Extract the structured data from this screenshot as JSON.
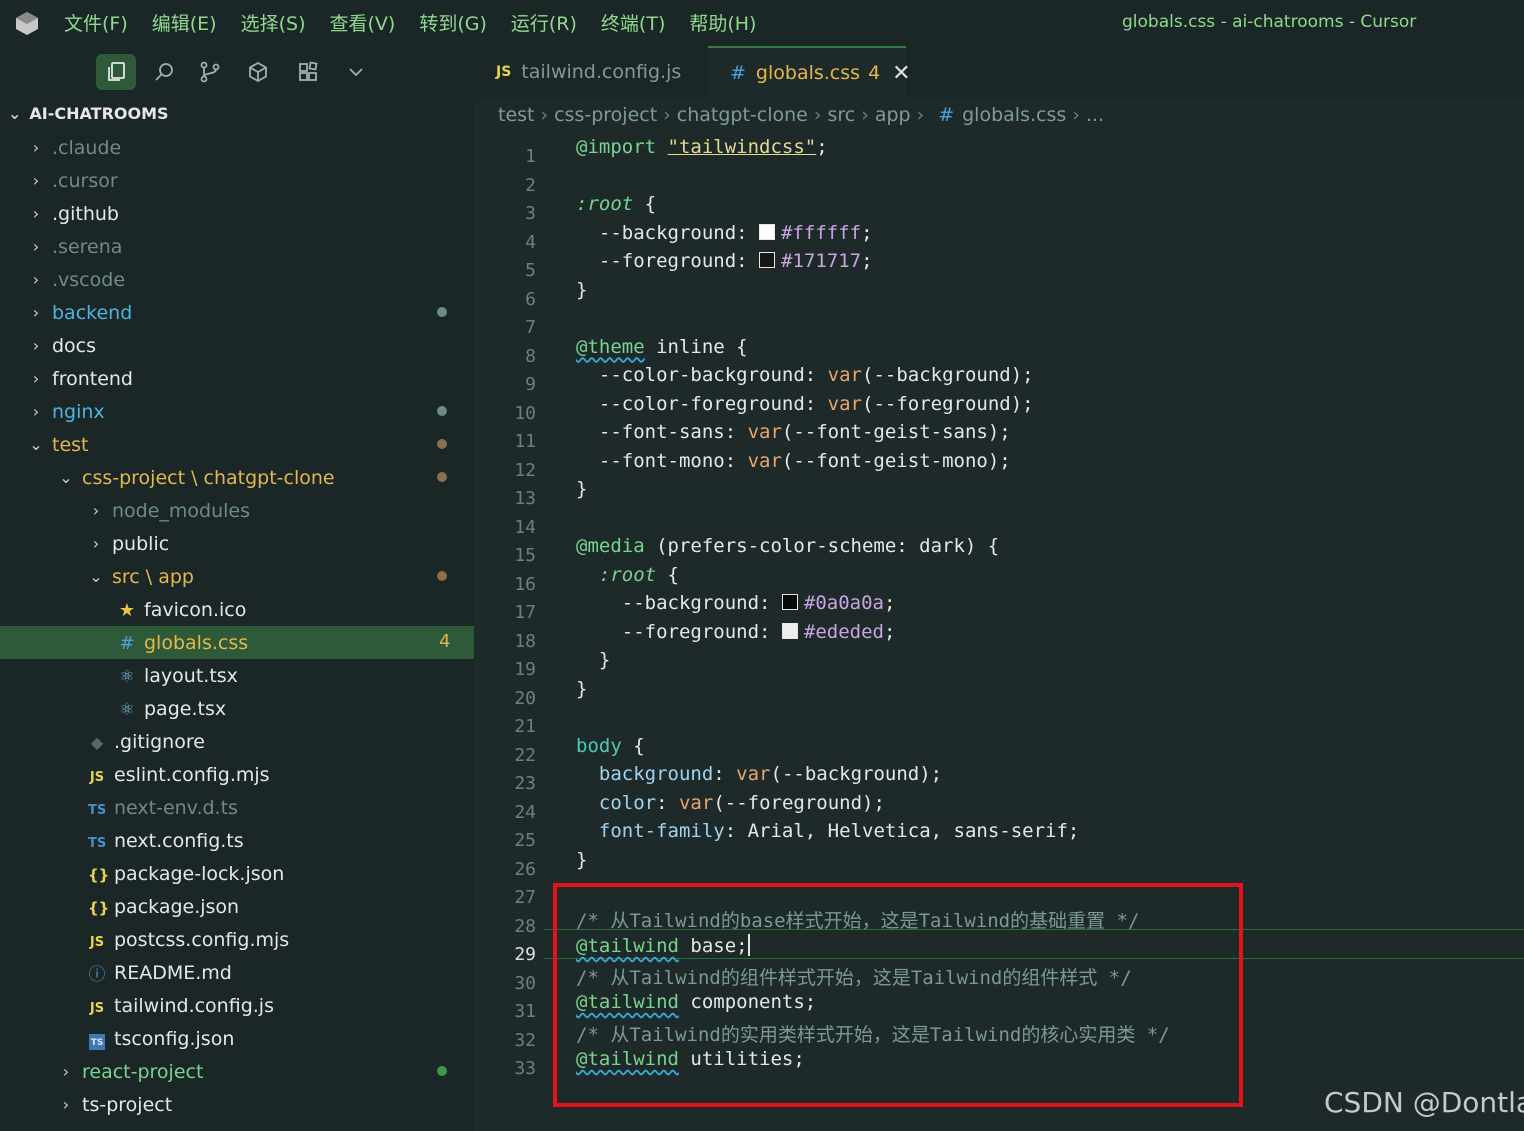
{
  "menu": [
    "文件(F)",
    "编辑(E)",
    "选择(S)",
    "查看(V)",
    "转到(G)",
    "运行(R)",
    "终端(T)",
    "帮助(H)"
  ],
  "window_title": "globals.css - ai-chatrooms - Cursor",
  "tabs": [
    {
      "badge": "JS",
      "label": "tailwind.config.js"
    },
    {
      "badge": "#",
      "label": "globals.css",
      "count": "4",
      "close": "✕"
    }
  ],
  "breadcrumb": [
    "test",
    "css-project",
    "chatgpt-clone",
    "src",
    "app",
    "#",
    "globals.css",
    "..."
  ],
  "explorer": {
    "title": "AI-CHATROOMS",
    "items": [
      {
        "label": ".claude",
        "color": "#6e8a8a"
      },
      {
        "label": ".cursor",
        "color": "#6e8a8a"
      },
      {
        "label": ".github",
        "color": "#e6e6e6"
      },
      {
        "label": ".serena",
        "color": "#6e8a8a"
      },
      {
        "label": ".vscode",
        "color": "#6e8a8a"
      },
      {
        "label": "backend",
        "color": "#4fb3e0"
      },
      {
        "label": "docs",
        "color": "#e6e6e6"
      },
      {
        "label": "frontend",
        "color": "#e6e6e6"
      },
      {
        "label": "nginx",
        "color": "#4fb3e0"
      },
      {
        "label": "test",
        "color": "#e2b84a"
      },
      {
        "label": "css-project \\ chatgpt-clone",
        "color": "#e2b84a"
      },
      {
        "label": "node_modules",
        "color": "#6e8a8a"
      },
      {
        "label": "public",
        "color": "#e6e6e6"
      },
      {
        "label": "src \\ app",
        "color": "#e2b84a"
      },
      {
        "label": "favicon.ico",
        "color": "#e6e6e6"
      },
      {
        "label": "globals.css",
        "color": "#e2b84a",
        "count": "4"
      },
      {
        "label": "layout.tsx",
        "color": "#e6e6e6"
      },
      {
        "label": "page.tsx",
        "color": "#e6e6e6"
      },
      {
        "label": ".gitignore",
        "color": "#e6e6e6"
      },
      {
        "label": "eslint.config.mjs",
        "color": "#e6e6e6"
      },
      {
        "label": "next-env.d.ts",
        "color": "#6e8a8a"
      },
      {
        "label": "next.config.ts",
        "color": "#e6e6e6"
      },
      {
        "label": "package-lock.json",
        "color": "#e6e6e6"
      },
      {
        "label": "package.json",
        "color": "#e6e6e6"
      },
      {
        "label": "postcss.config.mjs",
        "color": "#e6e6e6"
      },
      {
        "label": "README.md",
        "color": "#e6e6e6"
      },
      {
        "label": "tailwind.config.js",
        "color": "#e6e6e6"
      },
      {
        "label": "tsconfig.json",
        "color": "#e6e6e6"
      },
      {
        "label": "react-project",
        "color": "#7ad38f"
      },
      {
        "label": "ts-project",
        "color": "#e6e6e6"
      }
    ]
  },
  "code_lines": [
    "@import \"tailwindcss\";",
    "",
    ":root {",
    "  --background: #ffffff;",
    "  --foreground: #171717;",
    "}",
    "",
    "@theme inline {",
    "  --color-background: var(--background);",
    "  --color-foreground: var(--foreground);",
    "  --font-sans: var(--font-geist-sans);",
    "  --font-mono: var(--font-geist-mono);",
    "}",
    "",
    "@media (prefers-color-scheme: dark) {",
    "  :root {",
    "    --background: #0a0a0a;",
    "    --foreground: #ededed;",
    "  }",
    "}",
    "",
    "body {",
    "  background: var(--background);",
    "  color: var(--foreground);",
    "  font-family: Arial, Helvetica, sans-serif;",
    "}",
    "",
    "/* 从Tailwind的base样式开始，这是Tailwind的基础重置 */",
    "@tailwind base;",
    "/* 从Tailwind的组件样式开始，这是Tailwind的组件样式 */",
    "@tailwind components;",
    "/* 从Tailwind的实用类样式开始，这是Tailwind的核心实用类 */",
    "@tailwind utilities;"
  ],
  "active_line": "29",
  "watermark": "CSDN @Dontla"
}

───

● TASK
Among the records above, find each line holding the string "package" and pull it out.

● RESULT OF THE TASK
        "label": "package-lock.json",
        "label": "package.json",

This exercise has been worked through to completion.